# Görev amacı
Aşağıdaki satırlardan "group-label: Text <box>73 71 98 85</box>" ifadesini içeren satırla başlayıp "group-label: Functions <box>73" ifadesini içeren satırla biten bölümü, iki uç satır da dahil olmak üzere hiçbir değişiklik yapmadan yeniden yazın.

# Girdi
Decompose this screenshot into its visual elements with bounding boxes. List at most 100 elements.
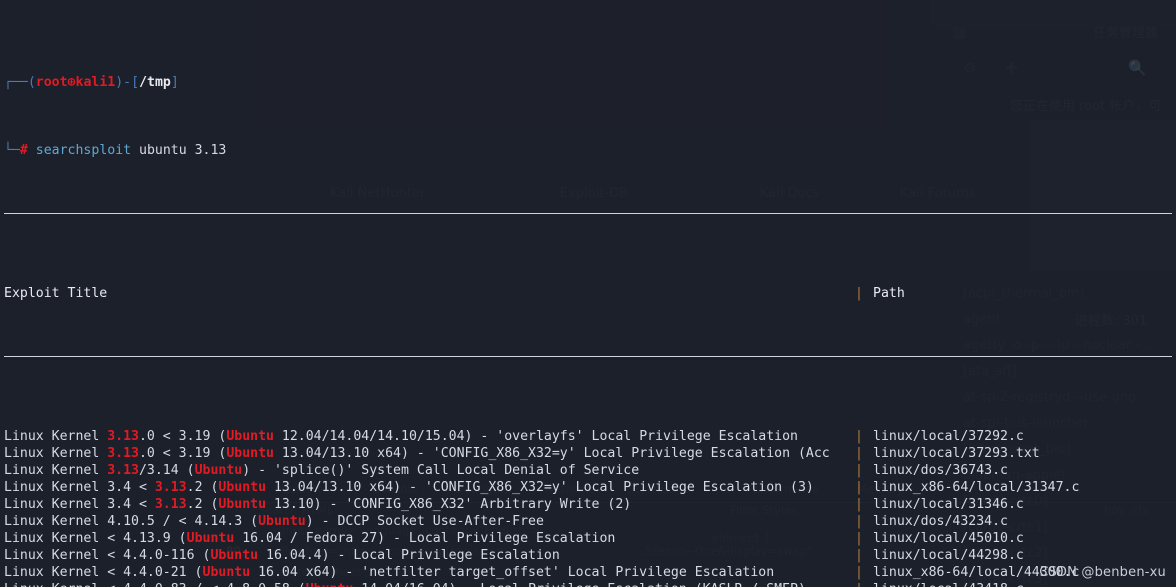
exploit-title-cell: Linux Kernel < 4.4.0-83 / < 4.8.0-58 (Ub…: [4, 581, 855, 587]
title-text: 13.10) - 'CONFIG_X86_X32' Arbitrary Writ…: [266, 497, 632, 512]
exploit-title-cell: Linux Kernel 3.4 < 3.13.2 (Ubuntu 13.10)…: [4, 496, 855, 513]
prompt-host: kali1: [75, 75, 116, 90]
table-row: Linux Kernel < 4.4.0-116 (Ubuntu 16.04.4…: [0, 547, 1176, 564]
table-top-rule: [4, 213, 1172, 214]
exploit-path-cell: linux/local/43418.c: [873, 581, 1024, 587]
title-text: 16.04.4) - Local Privilege Escalation: [258, 548, 560, 563]
bracket-open: [: [131, 75, 140, 90]
watermark: CSDN @benben-xu: [1039, 565, 1166, 580]
match-highlight: Ubuntu: [226, 446, 274, 461]
title-text: Linux Kernel 3.4 <: [4, 497, 155, 512]
title-text: 12.04/14.04/14.10/15.04) - 'overlayfs' L…: [273, 429, 798, 444]
title-text: .2 (: [186, 480, 219, 495]
title-text: 13.04/13.10 x64) - 'CONFIG_X86_X32=y' Lo…: [266, 480, 814, 495]
match-highlight: 3.13: [107, 429, 139, 444]
column-separator: |: [855, 581, 873, 587]
title-text: Linux Kernel: [4, 463, 108, 478]
column-separator: |: [855, 429, 863, 444]
title-text: 16.04 x64) - 'netfilter target_offset' L…: [250, 565, 775, 580]
exploit-path-cell: linux/local/31346.c: [873, 497, 1024, 512]
column-separator: |: [855, 497, 863, 512]
table-row: Linux Kernel 3.4 < 3.13.2 (Ubuntu 13.10)…: [0, 496, 1176, 513]
title-text: Linux Kernel 4.10.5 / < 4.14.3 (: [4, 514, 259, 529]
exploit-path-cell: linux/local/45010.c: [873, 531, 1024, 546]
match-highlight: Ubuntu: [210, 548, 259, 563]
column-header-path: Path: [873, 286, 905, 301]
title-text: ) - 'splice()' System Call Local Denial …: [242, 463, 640, 478]
column-separator: |: [855, 286, 863, 301]
table-row: Linux Kernel 3.13/3.14 (Ubuntu) - 'splic…: [0, 462, 1176, 479]
exploit-path-cell: linux_x86-64/local/31347.c: [873, 480, 1080, 495]
table-header-row: Exploit Title | Path: [0, 285, 1176, 302]
title-text: .2 (: [186, 497, 219, 512]
table-row: Linux Kernel < 4.4.0-21 (Ubuntu 16.04 x6…: [0, 564, 1176, 581]
exploit-title-cell: Linux Kernel 3.4 < 3.13.2 (Ubuntu 13.04/…: [4, 479, 855, 496]
table-header-rule: [4, 356, 1172, 357]
column-separator: |: [855, 480, 863, 495]
paren-open: (: [27, 75, 36, 90]
match-highlight: Ubuntu: [194, 463, 243, 478]
match-highlight: 3.13: [107, 446, 139, 461]
match-highlight: Ubuntu: [306, 582, 354, 587]
table-row: Linux Kernel 4.10.5 / < 4.14.3 (Ubuntu) …: [0, 513, 1176, 530]
title-text: .0 < 3.19 (: [138, 429, 227, 444]
exploit-title-cell: Linux Kernel < 4.4.0-116 (Ubuntu 16.04.4…: [4, 547, 855, 564]
match-highlight: Ubuntu: [258, 514, 306, 529]
exploit-path-cell: linux/local/44298.c: [873, 548, 1024, 563]
table-row: Linux Kernel < 4.4.0-83 / < 4.8.0-58 (Ub…: [0, 581, 1176, 587]
prompt-dash: -: [123, 75, 132, 90]
at-icon: ⊕: [67, 75, 76, 90]
column-separator: |: [855, 463, 863, 478]
exploit-title-cell: Linux Kernel < 4.4.0-21 (Ubuntu 16.04 x6…: [4, 564, 855, 581]
match-highlight: Ubuntu: [202, 565, 251, 580]
match-highlight: 3.13: [154, 480, 187, 495]
column-separator: |: [855, 531, 863, 546]
title-text: Linux Kernel < 4.4.0-21 (: [4, 565, 203, 580]
title-text: Linux Kernel: [4, 429, 108, 444]
title-text: Linux Kernel < 4.13.9 (: [4, 531, 187, 546]
exploit-path-cell: linux/local/37293.txt: [873, 446, 1040, 461]
table-row: Linux Kernel 3.13.0 < 3.19 (Ubuntu 13.04…: [0, 445, 1176, 462]
table-row: Linux Kernel < 4.13.9 (Ubuntu 16.04 / Fe…: [0, 530, 1176, 547]
match-highlight: Ubuntu: [226, 429, 274, 444]
match-highlight: Ubuntu: [218, 480, 267, 495]
prompt-corner-bottom: └─: [4, 143, 20, 158]
exploit-path-cell: linux/dos/36743.c: [873, 463, 1008, 478]
title-text: /3.14 (: [138, 463, 195, 478]
title-text: ) - DCCP Socket Use-After-Free: [305, 514, 544, 529]
exploit-title-cell: Linux Kernel 4.10.5 / < 4.14.3 (Ubuntu) …: [4, 513, 855, 530]
column-separator: |: [855, 446, 863, 461]
exploit-title-cell: Linux Kernel 3.13/3.14 (Ubuntu) - 'splic…: [4, 462, 855, 479]
prompt-cwd: /tmp: [139, 75, 171, 90]
exploit-path-cell: linux/dos/43234.c: [873, 514, 1008, 529]
match-highlight: Ubuntu: [186, 531, 235, 546]
title-text: Linux Kernel < 4.4.0-116 (: [4, 548, 211, 563]
exploit-title-cell: Linux Kernel 3.13.0 < 3.19 (Ubuntu 12.04…: [4, 428, 855, 445]
match-highlight: 3.13: [107, 463, 139, 478]
title-text: 13.04/13.10 x64) - 'CONFIG_X86_X32=y' Lo…: [273, 446, 830, 461]
bracket-close: ]: [170, 75, 179, 90]
command-args-1: ubuntu 3.13: [131, 143, 227, 158]
table-row: Linux Kernel 3.4 < 3.13.2 (Ubuntu 13.04/…: [0, 479, 1176, 496]
exploit-title-cell: Linux Kernel < 4.13.9 (Ubuntu 16.04 / Fe…: [4, 530, 855, 547]
match-highlight: 3.13: [154, 497, 187, 512]
column-header-title: Exploit Title: [4, 286, 108, 301]
terminal-window[interactable]: ┌──(root⊕kali1)-[/tmp] └─# searchsploit …: [0, 0, 1176, 587]
title-text: .0 < 3.19 (: [138, 446, 227, 461]
paren-close: ): [115, 75, 124, 90]
exploit-title-cell: Linux Kernel 3.13.0 < 3.19 (Ubuntu 13.04…: [4, 445, 855, 462]
title-text: 14.04/16.04) - Local Privilege Escalatio…: [353, 582, 806, 587]
title-text: 16.04 / Fedora 27) - Local Privilege Esc…: [234, 531, 616, 546]
column-separator: |: [855, 514, 863, 529]
table-row: Linux Kernel 3.13.0 < 3.19 (Ubuntu 12.04…: [0, 428, 1176, 445]
prompt-user: root: [35, 75, 68, 90]
prompt-line-1-top: ┌──(root⊕kali1)-[/tmp]: [0, 74, 1176, 91]
exploit-results-table: Linux Kernel 3.13.0 < 3.19 (Ubuntu 12.04…: [0, 428, 1176, 587]
prompt-corner-top: ┌──: [4, 75, 28, 90]
column-separator: |: [855, 565, 863, 580]
prompt-sigil: #: [19, 143, 28, 158]
column-separator: |: [855, 548, 863, 563]
command-name-searchsploit: searchsploit: [35, 143, 132, 158]
title-text: Linux Kernel: [4, 446, 108, 461]
command-line-1[interactable]: └─# searchsploit ubuntu 3.13: [0, 142, 1176, 159]
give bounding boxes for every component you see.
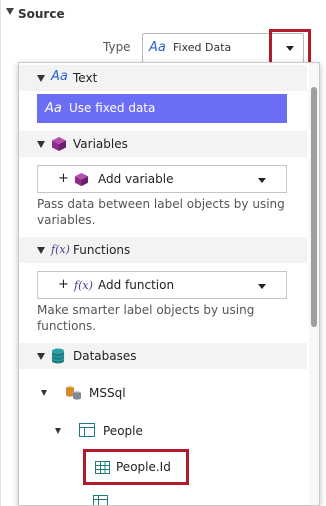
group-label: Text <box>73 71 98 85</box>
server-icon <box>65 385 83 401</box>
expand-arrow-icon <box>37 141 45 148</box>
option-use-fixed-data[interactable]: Aa Use fixed data <box>37 94 287 123</box>
tree-label: MSSql <box>89 386 126 400</box>
grid-icon <box>95 461 110 474</box>
group-label: Functions <box>73 243 131 257</box>
data-source-dropdown: Aa Text Aa Use fixed data Variables + Ad… <box>18 62 320 506</box>
cube-icon <box>51 136 67 152</box>
expand-arrow-icon <box>37 75 45 82</box>
group-label: Variables <box>73 137 128 151</box>
expand-arrow-icon <box>37 247 45 254</box>
plus-icon: + <box>58 277 69 292</box>
expand-arrow-icon <box>55 428 61 434</box>
panel-left-border <box>0 0 1 506</box>
add-function-button[interactable]: + f(x) Add function <box>37 271 287 299</box>
section-title: Source <box>18 7 65 21</box>
group-header-text[interactable]: Aa Text <box>19 65 307 91</box>
tree-field-people-id[interactable]: People.Id <box>83 449 189 485</box>
chevron-down-icon <box>286 46 294 51</box>
tree-label: People <box>103 424 143 438</box>
expand-arrow-icon <box>41 390 47 396</box>
function-icon: f(x) <box>51 243 70 256</box>
chevron-down-icon <box>258 284 266 289</box>
text-icon: Aa <box>51 69 68 84</box>
group-header-variables[interactable]: Variables <box>19 131 307 157</box>
tree-node-people[interactable]: People <box>19 419 307 443</box>
scrollbar-thumb[interactable] <box>311 87 317 327</box>
option-label: Use fixed data <box>69 101 156 115</box>
grid-icon <box>93 495 108 505</box>
tree-node-mssql[interactable]: MSSql <box>19 381 307 405</box>
text-icon: Aa <box>45 101 62 116</box>
group-label: Databases <box>73 349 137 363</box>
add-function-label: Add function <box>98 278 175 292</box>
text-type-icon: Aa <box>149 40 166 55</box>
source-section-header[interactable]: Source <box>6 7 65 21</box>
plus-icon: + <box>58 171 69 186</box>
tree-field-next[interactable] <box>91 495 291 505</box>
add-variable-button[interactable]: + Add variable <box>37 165 287 193</box>
collapse-arrow-icon <box>6 8 14 15</box>
database-icon <box>51 348 65 364</box>
cube-icon <box>74 172 89 187</box>
group-header-databases[interactable]: Databases <box>19 343 307 369</box>
expand-arrow-icon <box>37 353 45 360</box>
add-variable-label: Add variable <box>98 172 174 186</box>
type-select-value: Fixed Data <box>173 41 232 54</box>
table-icon <box>79 423 95 437</box>
variables-description: Pass data between label objects by using… <box>37 197 285 227</box>
chevron-down-icon <box>258 178 266 183</box>
type-label: Type <box>103 40 131 54</box>
group-header-functions[interactable]: f(x) Functions <box>19 237 307 263</box>
functions-description: Make smarter label objects by using func… <box>37 303 255 333</box>
function-icon: f(x) <box>74 279 93 292</box>
tree-label: People.Id <box>116 460 171 474</box>
dropdown-scrollbar[interactable] <box>309 63 319 505</box>
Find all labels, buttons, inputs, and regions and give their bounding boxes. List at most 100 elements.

# Görevin yanıtı
group-label: Text <box>73 71 98 85</box>
server-icon <box>65 385 83 401</box>
expand-arrow-icon <box>37 141 45 148</box>
option-use-fixed-data[interactable]: Aa Use fixed data <box>37 94 287 123</box>
tree-label: MSSql <box>89 386 126 400</box>
grid-icon <box>95 461 110 474</box>
group-label: Functions <box>73 243 131 257</box>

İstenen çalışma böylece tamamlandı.